# Tareas por hacer
1. Traduce al inglés esta oración del fragmento sobre el libro de Castellani: "Por una infidencia sé que el cardenal Quarracino, gran admirador de Castellani, le habría aconsejado no publicar este libro."
2. Sigue escribiendo el fragmento sobre el libro de Castellani desde donde termina.

# Fragmento de página
((
Y desesperante también por la humilde soberbia de Castellani, al colocarse a sí mismo, de modo transparente, en el papel de héroe del relato, cosa chocante aunque quizá la hagamos todos los autores de novelas pero de modo menos obvio. Y desesperante, finalmente, por la dolorida insolencia con que pinta una iglesia demasiado parecida a la que conocemos y hemos de amar a pesar de los pesares.
Por una infidencia sé que el cardenal Quarracino, gran admirador de Castellani, le habría aconsejado no publicar este libro. Y yo me pregunto si Castellani se equivocó o acertó al no llevarle el apunte a Quarracino. Ya que se trata de una obra que no vacilo en calificar de extraordinaria, que ha de contarse entre las más destacadas de esta época, incluidas otras aparentemente más sesudas del propio autor. Pero cuya lectura no se me escapa que puede hacer mucho bien y mucho mal. Mucho bien al alertar lúcidamente sobre esa suerte de vaciamiento de las verdades al que asistimos y padecemos. Mucho mal porque podría inducir a aquella desesperación que he comentado, al deferir a la segunda venida de Cristo la solución de las calamidades que han hecho presa del mundo moderno.
))
Registros guardados
((
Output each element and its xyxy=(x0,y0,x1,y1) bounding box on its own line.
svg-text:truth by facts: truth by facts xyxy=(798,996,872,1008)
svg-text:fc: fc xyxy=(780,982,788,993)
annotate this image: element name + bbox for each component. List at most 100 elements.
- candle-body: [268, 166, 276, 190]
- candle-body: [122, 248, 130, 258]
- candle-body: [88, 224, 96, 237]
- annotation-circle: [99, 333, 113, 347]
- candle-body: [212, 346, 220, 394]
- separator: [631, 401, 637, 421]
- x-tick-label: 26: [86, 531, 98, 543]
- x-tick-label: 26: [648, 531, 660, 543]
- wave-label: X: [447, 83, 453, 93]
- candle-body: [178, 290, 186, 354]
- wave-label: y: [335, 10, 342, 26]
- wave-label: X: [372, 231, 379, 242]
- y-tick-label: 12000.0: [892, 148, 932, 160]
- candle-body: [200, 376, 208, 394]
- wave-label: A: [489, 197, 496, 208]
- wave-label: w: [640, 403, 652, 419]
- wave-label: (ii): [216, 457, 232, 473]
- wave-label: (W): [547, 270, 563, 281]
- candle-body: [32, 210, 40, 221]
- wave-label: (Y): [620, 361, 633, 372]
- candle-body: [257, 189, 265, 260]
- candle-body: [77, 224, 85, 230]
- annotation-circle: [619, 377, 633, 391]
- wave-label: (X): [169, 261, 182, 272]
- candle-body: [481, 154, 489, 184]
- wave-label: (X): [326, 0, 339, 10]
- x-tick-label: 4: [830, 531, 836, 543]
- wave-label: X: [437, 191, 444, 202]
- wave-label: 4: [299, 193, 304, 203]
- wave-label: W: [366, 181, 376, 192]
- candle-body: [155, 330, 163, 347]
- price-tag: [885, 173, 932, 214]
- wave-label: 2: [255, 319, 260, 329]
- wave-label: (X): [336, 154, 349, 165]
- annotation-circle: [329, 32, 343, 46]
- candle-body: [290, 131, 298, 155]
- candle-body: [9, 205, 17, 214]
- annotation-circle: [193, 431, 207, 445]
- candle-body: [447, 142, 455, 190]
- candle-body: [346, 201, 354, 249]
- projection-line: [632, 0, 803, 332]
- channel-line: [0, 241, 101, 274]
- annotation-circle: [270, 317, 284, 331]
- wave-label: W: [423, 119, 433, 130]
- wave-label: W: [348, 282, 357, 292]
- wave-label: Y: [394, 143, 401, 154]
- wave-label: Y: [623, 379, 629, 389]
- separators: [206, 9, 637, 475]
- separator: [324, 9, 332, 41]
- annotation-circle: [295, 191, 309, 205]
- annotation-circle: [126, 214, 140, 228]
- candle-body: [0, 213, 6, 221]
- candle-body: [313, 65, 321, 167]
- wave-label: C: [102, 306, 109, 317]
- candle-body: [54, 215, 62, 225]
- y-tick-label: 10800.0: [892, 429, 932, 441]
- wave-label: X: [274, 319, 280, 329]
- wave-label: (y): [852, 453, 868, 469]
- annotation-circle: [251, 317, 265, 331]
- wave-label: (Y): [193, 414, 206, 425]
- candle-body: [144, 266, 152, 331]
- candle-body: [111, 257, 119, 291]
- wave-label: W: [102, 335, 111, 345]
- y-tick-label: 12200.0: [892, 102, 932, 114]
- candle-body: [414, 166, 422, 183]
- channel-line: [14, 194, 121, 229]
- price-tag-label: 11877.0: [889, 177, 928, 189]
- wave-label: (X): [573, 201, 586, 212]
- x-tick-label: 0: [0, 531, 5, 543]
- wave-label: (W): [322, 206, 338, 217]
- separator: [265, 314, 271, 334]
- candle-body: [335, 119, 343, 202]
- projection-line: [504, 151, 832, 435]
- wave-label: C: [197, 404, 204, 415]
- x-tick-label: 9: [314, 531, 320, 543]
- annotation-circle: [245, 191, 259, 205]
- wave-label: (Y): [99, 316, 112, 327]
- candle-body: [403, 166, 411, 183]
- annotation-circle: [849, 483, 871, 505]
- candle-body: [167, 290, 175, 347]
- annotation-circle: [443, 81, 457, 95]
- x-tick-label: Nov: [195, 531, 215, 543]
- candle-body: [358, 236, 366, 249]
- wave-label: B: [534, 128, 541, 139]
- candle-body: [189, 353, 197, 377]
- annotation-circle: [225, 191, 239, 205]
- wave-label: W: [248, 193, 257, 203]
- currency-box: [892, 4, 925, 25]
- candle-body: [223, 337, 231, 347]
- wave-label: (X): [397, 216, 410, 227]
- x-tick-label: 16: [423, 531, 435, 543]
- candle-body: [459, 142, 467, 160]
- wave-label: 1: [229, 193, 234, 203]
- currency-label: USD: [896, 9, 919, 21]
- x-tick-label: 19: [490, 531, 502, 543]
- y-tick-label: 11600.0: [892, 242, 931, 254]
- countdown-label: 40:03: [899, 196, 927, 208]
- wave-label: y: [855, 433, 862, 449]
))
# Respuestas
1. Through an indiscretion I know that Cardinal Quarracino, a great admirer of Castellani, had reportedly advised him not to publish this book.

2.
Mucho mal porque los sarcasmos de Castellani llegan a alcanzar a la devoción a la Virgen de Luján y mucho bien porque sirve para recordar el componente dramático de nuestra Fe. Y para arrimar argumentos en favor de la virtud del patriotismo, tan alicaído hoy por hoy, hasta el punto de discutirse se trate efectivamente de una virtud. Tan mal estamos.
Mucho mal porque advertiremos similitudes manifiestas entre prelados conocidos y los monseñores Panchampla, Papávero y Fleurette que pinta Castellani. Y sucede que a los prelados, cuando no podemos admirarlos, hemos de sobrellevarlos con resignación, disimulando sus miserias como se disimula la mala conducta de miembros de nuestras familias. Y mucho bien porque Castellani deja a salvo la necesaria sumisión al Papa verdadero, aunque en el argumento aparezca también otro, usurpador de su solio.
Una gran pregunta queda flotando cuando terminamos el libro. ¿Realmente será la resistencia desesperada el único camino que quede abierto para intentar revertir el orden de cosas perverso que describe Castellani, tan parecido al que impera en el mundo actual? ¿Se llegará al punto en que los auténticos católicos, abandonados incluso por sus pastores, deban volver a las catacumbas y eventualmente tomar las armas para no ser borrados de la faz de la tierra? ¿ O, por el contrario, una difusión paciente de la buena doctrina, ejercitada a la par del cumplimiento de los deberes cotidianos, mancomunada con la acción de la Providencia y el buen sentido que aún alienta en el fondo de muchos corazones, permitirá recobrar el terreno perdido?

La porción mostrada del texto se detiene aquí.